-- Exercise goal --
Word for word, restate every line of the listing that follows.

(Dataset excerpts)
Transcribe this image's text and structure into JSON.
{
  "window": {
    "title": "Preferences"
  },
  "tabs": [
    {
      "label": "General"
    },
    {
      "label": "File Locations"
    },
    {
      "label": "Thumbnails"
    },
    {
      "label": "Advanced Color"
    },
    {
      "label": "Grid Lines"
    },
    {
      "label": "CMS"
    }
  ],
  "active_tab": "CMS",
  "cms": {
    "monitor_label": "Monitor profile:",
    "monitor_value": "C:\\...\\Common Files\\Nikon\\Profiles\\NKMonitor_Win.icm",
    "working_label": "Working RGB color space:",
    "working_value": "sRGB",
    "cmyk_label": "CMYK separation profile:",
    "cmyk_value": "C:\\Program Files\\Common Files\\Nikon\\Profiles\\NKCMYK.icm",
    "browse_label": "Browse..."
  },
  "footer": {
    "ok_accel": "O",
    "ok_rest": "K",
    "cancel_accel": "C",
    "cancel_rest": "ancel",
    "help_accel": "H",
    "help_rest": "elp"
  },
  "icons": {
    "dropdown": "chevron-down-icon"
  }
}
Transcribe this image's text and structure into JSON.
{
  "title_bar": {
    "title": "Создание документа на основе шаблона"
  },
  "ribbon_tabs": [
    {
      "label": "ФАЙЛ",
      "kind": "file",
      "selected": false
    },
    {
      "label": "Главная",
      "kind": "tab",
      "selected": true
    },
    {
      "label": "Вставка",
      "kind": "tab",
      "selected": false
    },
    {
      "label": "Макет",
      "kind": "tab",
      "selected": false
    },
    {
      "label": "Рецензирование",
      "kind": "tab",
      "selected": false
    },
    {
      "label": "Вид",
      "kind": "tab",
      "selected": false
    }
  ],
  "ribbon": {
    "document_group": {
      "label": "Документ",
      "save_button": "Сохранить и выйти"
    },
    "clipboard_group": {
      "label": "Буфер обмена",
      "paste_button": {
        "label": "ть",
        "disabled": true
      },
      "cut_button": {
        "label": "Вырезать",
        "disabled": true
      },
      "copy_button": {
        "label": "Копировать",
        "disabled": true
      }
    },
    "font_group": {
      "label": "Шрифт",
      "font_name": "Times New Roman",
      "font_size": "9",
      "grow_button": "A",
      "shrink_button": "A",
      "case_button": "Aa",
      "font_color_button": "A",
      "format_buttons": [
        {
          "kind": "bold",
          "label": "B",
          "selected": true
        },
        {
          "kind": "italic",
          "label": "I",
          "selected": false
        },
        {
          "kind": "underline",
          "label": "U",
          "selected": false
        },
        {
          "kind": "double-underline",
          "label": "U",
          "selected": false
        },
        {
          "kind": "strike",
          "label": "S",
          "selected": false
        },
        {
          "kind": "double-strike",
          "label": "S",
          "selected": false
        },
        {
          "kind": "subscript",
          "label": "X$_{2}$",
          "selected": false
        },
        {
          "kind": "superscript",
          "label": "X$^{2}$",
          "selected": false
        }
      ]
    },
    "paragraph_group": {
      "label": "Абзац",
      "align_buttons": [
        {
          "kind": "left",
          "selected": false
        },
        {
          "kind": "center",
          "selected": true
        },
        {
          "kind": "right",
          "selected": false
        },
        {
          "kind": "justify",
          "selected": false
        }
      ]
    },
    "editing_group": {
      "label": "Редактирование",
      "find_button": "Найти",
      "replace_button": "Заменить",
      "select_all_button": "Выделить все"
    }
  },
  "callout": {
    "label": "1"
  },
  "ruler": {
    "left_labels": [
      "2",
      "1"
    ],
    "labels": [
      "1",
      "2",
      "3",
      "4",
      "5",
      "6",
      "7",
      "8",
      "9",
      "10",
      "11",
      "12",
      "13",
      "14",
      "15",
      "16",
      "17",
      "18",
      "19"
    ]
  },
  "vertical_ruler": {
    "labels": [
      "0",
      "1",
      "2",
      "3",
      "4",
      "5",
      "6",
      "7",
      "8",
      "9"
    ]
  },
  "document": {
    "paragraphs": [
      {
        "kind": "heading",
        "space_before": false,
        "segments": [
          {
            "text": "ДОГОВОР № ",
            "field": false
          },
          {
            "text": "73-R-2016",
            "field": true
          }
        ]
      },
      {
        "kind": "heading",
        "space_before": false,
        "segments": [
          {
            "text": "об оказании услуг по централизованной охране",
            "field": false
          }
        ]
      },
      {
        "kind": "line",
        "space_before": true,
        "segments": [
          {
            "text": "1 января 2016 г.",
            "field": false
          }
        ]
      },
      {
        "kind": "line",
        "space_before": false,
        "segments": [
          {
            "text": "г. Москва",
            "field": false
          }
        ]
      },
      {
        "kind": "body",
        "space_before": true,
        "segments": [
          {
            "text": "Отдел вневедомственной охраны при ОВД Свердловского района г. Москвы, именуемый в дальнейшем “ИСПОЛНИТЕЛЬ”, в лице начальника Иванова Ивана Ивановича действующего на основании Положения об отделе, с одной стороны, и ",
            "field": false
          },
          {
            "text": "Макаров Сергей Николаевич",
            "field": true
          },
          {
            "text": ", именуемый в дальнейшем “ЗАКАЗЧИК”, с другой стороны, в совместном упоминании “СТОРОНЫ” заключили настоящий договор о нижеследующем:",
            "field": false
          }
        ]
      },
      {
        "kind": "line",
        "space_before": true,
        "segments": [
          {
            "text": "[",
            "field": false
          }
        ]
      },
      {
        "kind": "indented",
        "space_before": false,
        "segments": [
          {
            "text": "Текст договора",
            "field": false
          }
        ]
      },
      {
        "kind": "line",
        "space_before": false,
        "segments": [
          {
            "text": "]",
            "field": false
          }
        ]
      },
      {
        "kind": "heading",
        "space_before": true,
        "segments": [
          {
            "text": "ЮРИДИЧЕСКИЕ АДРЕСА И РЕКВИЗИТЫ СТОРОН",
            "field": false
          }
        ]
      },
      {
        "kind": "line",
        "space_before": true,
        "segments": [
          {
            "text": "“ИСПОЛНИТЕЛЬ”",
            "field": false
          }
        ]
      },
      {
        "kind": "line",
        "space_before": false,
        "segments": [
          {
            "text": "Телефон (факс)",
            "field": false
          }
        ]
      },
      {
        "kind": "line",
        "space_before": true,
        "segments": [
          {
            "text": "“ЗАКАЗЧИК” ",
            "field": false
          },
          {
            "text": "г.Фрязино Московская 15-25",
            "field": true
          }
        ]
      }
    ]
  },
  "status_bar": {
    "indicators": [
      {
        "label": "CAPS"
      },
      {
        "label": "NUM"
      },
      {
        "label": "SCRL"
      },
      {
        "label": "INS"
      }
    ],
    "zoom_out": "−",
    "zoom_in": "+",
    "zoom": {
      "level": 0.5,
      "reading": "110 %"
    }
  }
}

-- Task result --
Transcribe this image's text and structure into JSON.
{
  "window": {
    "title": "Preferences"
  },
  "tabs": [
    {
      "label": "General"
    },
    {
      "label": "File Locations"
    },
    {
      "label": "Thumbnails"
    },
    {
      "label": "Advanced Color"
    },
    {
      "label": "Grid Lines"
    },
    {
      "label": "CMS"
    }
  ],
  "active_tab": "CMS",
  "cms": {
    "monitor_label": "Monitor profile:",
    "monitor_value": "C:\\...\\Common Files\\Nikon\\Profiles\\NKMonitor_Win.icm",
    "working_label": "Working RGB color space:",
    "working_value": "sRGB",
    "cmyk_label": "CMYK separation profile:",
    "cmyk_value": "C:\\Program Files\\Common Files\\Nikon\\Profiles\\NKCMYK.icm",
    "browse_label": "Browse..."
  },
  "footer": {
    "ok_accel": "O",
    "ok_rest": "K",
    "cancel_accel": "C",
    "cancel_rest": "ancel",
    "help_accel": "H",
    "help_rest": "elp"
  },
  "icons": {
    "dropdown": "chevron-down-icon"
  }
}
Transcribe this image's text and structure into JSON.
{
  "title_bar": {
    "title": "Создание документа на основе шаблона"
  },
  "ribbon_tabs": [
    {
      "label": "ФАЙЛ",
      "kind": "file",
      "selected": false
    },
    {
      "label": "Главная",
      "kind": "tab",
      "selected": true
    },
    {
      "label": "Вставка",
      "kind": "tab",
      "selected": false
    },
    {
      "label": "Макет",
      "kind": "tab",
      "selected": false
    },
    {
      "label": "Рецензирование",
      "kind": "tab",
      "selected": false
    },
    {
      "label": "Вид",
      "kind": "tab",
      "selected": false
    }
  ],
  "ribbon": {
    "document_group": {
      "label": "Документ",
      "save_button": "Сохранить и выйти"
    },
    "clipboard_group": {
      "label": "Буфер обмена",
      "paste_button": {
        "label": "ть",
        "disabled": true
      },
      "cut_button": {
        "label": "Вырезать",
        "disabled": true
      },
      "copy_button": {
        "label": "Копировать",
        "disabled": true
      }
    },
    "font_group": {
      "label": "Шрифт",
      "font_name": "Times New Roman",
      "font_size": "9",
      "grow_button": "A",
      "shrink_button": "A",
      "case_button": "Aa",
      "font_color_button": "A",
      "format_buttons": [
        {
          "kind": "bold",
          "label": "B",
          "selected": true
        },
        {
          "kind": "italic",
          "label": "I",
          "selected": false
        },
        {
          "kind": "underline",
          "label": "U",
          "selected": false
        },
        {
          "kind": "double-underline",
          "label": "U",
          "selected": false
        },
        {
          "kind": "strike",
          "label": "S",
          "selected": false
        },
        {
          "kind": "double-strike",
          "label": "S",
          "selected": false
        },
        {
          "kind": "subscript",
          "label": "X$_{2}$",
          "selected": false
        },
        {
          "kind": "superscript",
          "label": "X$^{2}$",
          "selected": false
        }
      ]
    },
    "paragraph_group": {
      "label": "Абзац",
      "align_buttons": [
        {
          "kind": "left",
          "selected": false
        },
        {
          "kind": "center",
          "selected": true
        },
        {
          "kind": "right",
          "selected": false
        },
        {
          "kind": "justify",
          "selected": false
        }
      ]
    },
    "editing_group": {
      "label": "Редактирование",
      "find_button": "Найти",
      "replace_button": "Заменить",
      "select_all_button": "Выделить все"
    }
  },
  "callout": {
    "label": "1"
  },
  "ruler": {
    "left_labels": [
      "2",
      "1"
    ],
    "labels": [
      "1",
      "2",
      "3",
      "4",
      "5",
      "6",
      "7",
      "8",
      "9",
      "10",
      "11",
      "12",
      "13",
      "14",
      "15",
      "16",
      "17",
      "18",
      "19"
    ]
  },
  "vertical_ruler": {
    "labels": [
      "0",
      "1",
      "2",
      "3",
      "4",
      "5",
      "6",
      "7",
      "8",
      "9"
    ]
  },
  "document": {
    "paragraphs": [
      {
        "kind": "heading",
        "space_before": false,
        "segments": [
          {
            "text": "ДОГОВОР № ",
            "field": false
          },
          {
            "text": "73-R-2016",
            "field": true
          }
        ]
      },
      {
        "kind": "heading",
        "space_before": false,
        "segments": [
          {
            "text": "об оказании услуг по централизованной охране",
            "field": false
          }
        ]
      },
      {
        "kind": "line",
        "space_before": true,
        "segments": [
          {
            "text": "1 января 2016 г.",
            "field": false
          }
        ]
      },
      {
        "kind": "line",
        "space_before": false,
        "segments": [
          {
            "text": "г. Москва",
            "field": false
          }
        ]
      },
      {
        "kind": "body",
        "space_before": true,
        "segments": [
          {
            "text": "Отдел вневедомственной охраны при ОВД Свердловского района г. Москвы, именуемый в дальнейшем “ИСПОЛНИТЕЛЬ”, в лице начальника Иванова Ивана Ивановича действующего на основании Положения об отделе, с одной стороны, и ",
            "field": false
          },
          {
            "text": "Макаров Сергей Николаевич",
            "field": true
          },
          {
            "text": ", именуемый в дальнейшем “ЗАКАЗЧИК”, с другой стороны, в совместном упоминании “СТОРОНЫ” заключили настоящий договор о нижеследующем:",
            "field": false
          }
        ]
      },
      {
        "kind": "line",
        "space_before": true,
        "segments": [
          {
            "text": "[",
            "field": false
          }
        ]
      },
      {
        "kind": "indented",
        "space_before": false,
        "segments": [
          {
            "text": "Текст договора",
            "field": false
          }
        ]
      },
      {
        "kind": "line",
        "space_before": false,
        "segments": [
          {
            "text": "]",
            "field": false
          }
        ]
      },
      {
        "kind": "heading",
        "space_before": true,
        "segments": [
          {
            "text": "ЮРИДИЧЕСКИЕ АДРЕСА И РЕКВИЗИТЫ СТОРОН",
            "field": false
          }
        ]
      },
      {
        "kind": "line",
        "space_before": true,
        "segments": [
          {
            "text": "“ИСПОЛНИТЕЛЬ”",
            "field": false
          }
        ]
      },
      {
        "kind": "line",
        "space_before": false,
        "segments": [
          {
            "text": "Телефон (факс)",
            "field": false
          }
        ]
      },
      {
        "kind": "line",
        "space_before": true,
        "segments": [
          {
            "text": "“ЗАКАЗЧИК” ",
            "field": false
          },
          {
            "text": "г.Фрязино Московская 15-25",
            "field": true
          }
        ]
      }
    ]
  },
  "status_bar": {
    "indicators": [
      {
        "label": "CAPS"
      },
      {
        "label": "NUM"
      },
      {
        "label": "SCRL"
      },
      {
        "label": "INS"
      }
    ],
    "zoom_out": "−",
    "zoom_in": "+",
    "zoom": {
      "level": 0.5,
      "reading": "110 %"
    }
  }
}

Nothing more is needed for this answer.